**What to work on**
Continue the Open MPI mailing list thread below from the point where it stops, picking up after its last sentence.

**Document section**
-- begin --
Open MPI logo

Open MPI User's Mailing List Archives

  |   Home   |   Support   |   FAQ   |   all Open MPI User's mailing list

Subject: Re: [OMPI users] Determining what parameters a scheduler passes to OpenMPI
From: Ralph Castain (rhc_at_[hidden])
Date: 2014-06-06 15:20:14


You might want to update to 1.6.5, if you can - I'll see what I can find

On Jun 6, 2014, at 12:07 PM, Sasso, John (GE Power & Water, Non-GE) <John1.Sasso_at_[hidden]> wrote:

> Version 1.6 (i.e. prior to 1.6.1)
>
> -----Original Message-----
> From: users [mailto:users-bounces_at_[hidden]] On Behalf Of Ralph Castain
> Sent: Friday, June 06, 2014 3:03 PM
> To: Open MPI Users
> Subject: Re: [OMPI users] Determining what parameters a scheduler passes to OpenMPI
>
> It's possible that you are hitting a bug - not sure how much the cpus-per-proc option has been exercised in 1.6. Is this 1.6.5, or some other member of that series?
>
> I don't have a Torque machine handy any more, but should be able to test this scenario on my boxes
>
>
> On Jun 6, 2014, at 10:51 AM, Sasso, John (GE Power & Water, Non-GE) <John1.Sasso_at_[hidden]> wrote:
>
>> Re: $PBS_NODEFILE, we use that to create the hostfile that is passed via --hostfile (i.e. the two are the same).
>>
>> To further debug this, I passed "--display-allocation --display-map" to orterun, which resulted in:
>>
>> ====================== ALLOCATED NODES ======================
>>
>> Data for node: node0001 Num slots: 16 Max slots: 0
>> Data for node: node0002 Num slots: 8 Max slots: 0
>>
>> =================================================================
>>
>> ======================== JOB MAP ========================
>>
>> Data for node: node0001 Num procs: 24
>> Process OMPI jobid: [24552,1] Process rank: 0
>> Process OMPI jobid: [24552,1] Process rank: 1
>> Process OMPI jobid: [24552,1] Process rank: 2
>> Process OMPI jobid: [24552,1] Process rank: 3
>> Process OMPI jobid: [24552,1] Process rank: 4
>> Process OMPI jobid: [24552,1] Process rank: 5
>> Process OMPI jobid: [24552,1] Process rank: 6
>> Process OMPI jobid: [24552,1] Process rank: 7
>> Process OMPI jobid: [24552,1] Process rank: 8
>> Process OMPI jobid: [24552,1] Process rank: 9
>> Process OMPI jobid: [24552,1] Process rank: 10
>> Process OMPI jobid: [24552,1] Process rank: 11
>> Process OMPI jobid: [24552,1] Process rank: 12
>> Process OMPI jobid: [24552,1] Process rank: 13
>> Process OMPI jobid: [24552,1] Process rank: 14
>> Process OMPI jobid: [24552,1] Process rank: 15
>> Process OMPI jobid: [24552,1] Process rank: 16
>> Process OMPI jobid: [24552,1] Process rank: 17
>> Process OMPI jobid: [24552,1] Process rank: 18
>> Process OMPI jobid: [24552,1] Process rank: 19
>> Process OMPI jobid: [24552,1] Process rank: 20
>> Process OMPI jobid: [24552,1] Process rank: 21
>> Process OMPI jobid: [24552,1] Process rank: 22
>> Process OMPI jobid: [24552,1] Process rank: 23
>>
>> I have been going through the man page of mpirun as well as the OpenMPI mailing list and website, and thus far have been unable to determine the reason for the oversubscription of the head node (node0001) when even the PBS scheduler is passing along the correct slot count #s (16 and 8, resp).
-- end --
[Stored items from a collection]
-- begin --
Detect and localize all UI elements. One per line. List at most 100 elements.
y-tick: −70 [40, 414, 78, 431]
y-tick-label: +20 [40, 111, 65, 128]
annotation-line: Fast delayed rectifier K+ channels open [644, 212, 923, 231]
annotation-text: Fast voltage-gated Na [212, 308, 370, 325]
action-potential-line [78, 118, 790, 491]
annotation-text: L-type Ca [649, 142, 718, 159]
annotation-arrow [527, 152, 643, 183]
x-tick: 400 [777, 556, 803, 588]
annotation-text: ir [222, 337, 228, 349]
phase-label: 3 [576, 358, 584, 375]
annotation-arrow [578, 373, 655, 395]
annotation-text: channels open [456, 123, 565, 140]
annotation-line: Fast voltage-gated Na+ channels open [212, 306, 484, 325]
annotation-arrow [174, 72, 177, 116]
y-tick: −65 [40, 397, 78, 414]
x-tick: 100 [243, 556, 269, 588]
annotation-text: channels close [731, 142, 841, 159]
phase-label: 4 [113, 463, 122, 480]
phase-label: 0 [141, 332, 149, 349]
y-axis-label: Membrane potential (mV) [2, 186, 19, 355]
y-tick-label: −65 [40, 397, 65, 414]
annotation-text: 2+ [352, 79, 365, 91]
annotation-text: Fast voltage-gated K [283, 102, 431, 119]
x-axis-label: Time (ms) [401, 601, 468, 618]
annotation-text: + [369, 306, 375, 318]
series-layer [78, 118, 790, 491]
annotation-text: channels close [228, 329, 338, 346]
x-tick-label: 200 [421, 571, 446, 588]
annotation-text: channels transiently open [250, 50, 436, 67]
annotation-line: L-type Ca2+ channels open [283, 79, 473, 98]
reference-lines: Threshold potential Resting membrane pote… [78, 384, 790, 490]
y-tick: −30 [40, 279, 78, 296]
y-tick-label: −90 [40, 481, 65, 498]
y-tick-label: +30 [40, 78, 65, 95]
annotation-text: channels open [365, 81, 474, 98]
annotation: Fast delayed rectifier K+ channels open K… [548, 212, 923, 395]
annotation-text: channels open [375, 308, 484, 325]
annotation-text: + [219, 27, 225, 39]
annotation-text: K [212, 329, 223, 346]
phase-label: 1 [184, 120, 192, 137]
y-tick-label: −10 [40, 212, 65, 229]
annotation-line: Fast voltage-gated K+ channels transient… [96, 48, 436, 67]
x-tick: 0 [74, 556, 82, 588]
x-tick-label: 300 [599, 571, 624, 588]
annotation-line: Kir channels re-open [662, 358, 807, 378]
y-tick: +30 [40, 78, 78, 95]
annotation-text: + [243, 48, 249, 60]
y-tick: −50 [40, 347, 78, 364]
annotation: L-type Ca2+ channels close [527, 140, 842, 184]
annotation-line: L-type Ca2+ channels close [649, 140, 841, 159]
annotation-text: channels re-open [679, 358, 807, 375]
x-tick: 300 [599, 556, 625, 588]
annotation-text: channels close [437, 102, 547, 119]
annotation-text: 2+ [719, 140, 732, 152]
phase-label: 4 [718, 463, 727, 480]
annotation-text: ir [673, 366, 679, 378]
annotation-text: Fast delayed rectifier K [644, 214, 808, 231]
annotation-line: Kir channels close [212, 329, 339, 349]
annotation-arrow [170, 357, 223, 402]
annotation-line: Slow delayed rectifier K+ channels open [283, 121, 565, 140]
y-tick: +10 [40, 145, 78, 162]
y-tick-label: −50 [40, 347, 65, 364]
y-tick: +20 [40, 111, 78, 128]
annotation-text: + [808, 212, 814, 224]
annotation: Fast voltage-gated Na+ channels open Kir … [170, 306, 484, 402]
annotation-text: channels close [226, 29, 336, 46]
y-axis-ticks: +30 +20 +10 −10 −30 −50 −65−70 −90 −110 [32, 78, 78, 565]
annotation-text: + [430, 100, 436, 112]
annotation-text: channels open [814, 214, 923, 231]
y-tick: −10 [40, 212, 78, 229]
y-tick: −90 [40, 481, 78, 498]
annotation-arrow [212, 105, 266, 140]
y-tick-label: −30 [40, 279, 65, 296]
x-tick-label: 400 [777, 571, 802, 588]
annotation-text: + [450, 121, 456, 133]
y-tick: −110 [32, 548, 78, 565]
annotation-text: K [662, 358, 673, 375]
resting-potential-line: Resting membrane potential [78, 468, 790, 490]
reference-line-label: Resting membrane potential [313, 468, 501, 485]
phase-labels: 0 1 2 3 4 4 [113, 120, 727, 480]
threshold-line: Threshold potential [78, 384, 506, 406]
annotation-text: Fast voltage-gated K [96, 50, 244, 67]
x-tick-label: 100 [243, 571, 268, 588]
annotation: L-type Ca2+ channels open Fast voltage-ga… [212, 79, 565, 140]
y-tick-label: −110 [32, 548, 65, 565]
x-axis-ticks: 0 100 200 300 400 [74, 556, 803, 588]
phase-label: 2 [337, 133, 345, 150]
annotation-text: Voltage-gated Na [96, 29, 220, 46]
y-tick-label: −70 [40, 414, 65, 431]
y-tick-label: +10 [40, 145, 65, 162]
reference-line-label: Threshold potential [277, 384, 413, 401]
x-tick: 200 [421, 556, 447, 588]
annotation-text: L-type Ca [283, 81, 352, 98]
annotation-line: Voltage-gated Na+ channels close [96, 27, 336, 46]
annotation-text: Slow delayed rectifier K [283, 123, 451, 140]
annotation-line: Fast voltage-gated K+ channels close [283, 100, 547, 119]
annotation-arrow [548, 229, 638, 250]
-- end --
**Written response**
>>
>> Am I running into a bug w/ OpenMPI 1.6?
>>
>> --john
>>
>>
>>
>> -----Original Message-----
>> From: users [mailto:users-bounces_at_[hidden]] On Behalf Of Ralph
>> Castain
>> Sent: Friday, June 06, 2014 1:30 PM
>> To: Open MPI Users
>> Subject: Re: [OMPI users] Determining what parameters a scheduler
>> passes to OpenMPI
>>
>>
>> On Jun 6, 2014, at 10:24 AM, Gus Correa <gus_at_[hidden]> wrote:
>>
>>> On 06/06/2014 01:05 PM, Ralph Castain wrote:
>>>> You can always add --display-allocation to the cmd line to see what
>>>> we thought we received.
>>>>
>>>> If you configure OMPI with --enable-debug, you can set --mca
>>>> ras_base_verbose 10 to see the details
>>>>
>>>>
>>>
>>> Hi John
>>>
>>> On the Torque side, you can put a line "cat $PBS_NODEFILE" on the job script. This will list the nodes (multiple times according to the number of cores requested).
>>> I find this useful documentation,
>>> along with job number, work directory, etc.
>>> "man qsub" will show you all the PBS_* environment variables
>>> available to the job.
>>> For instance, you can echo them using a Torque 'prolog' script, if
>>> the user didn't do it. That will appear in the Torque STDOUT file.
>>>
>>> From outside the job script, "qstat -n" (and variants, say, with -u
>>> username) will list the nodes allocated to each job, again multiple
>>> times as per the requested cores.
>>>
>>> "tracejob job_number" will show similar information.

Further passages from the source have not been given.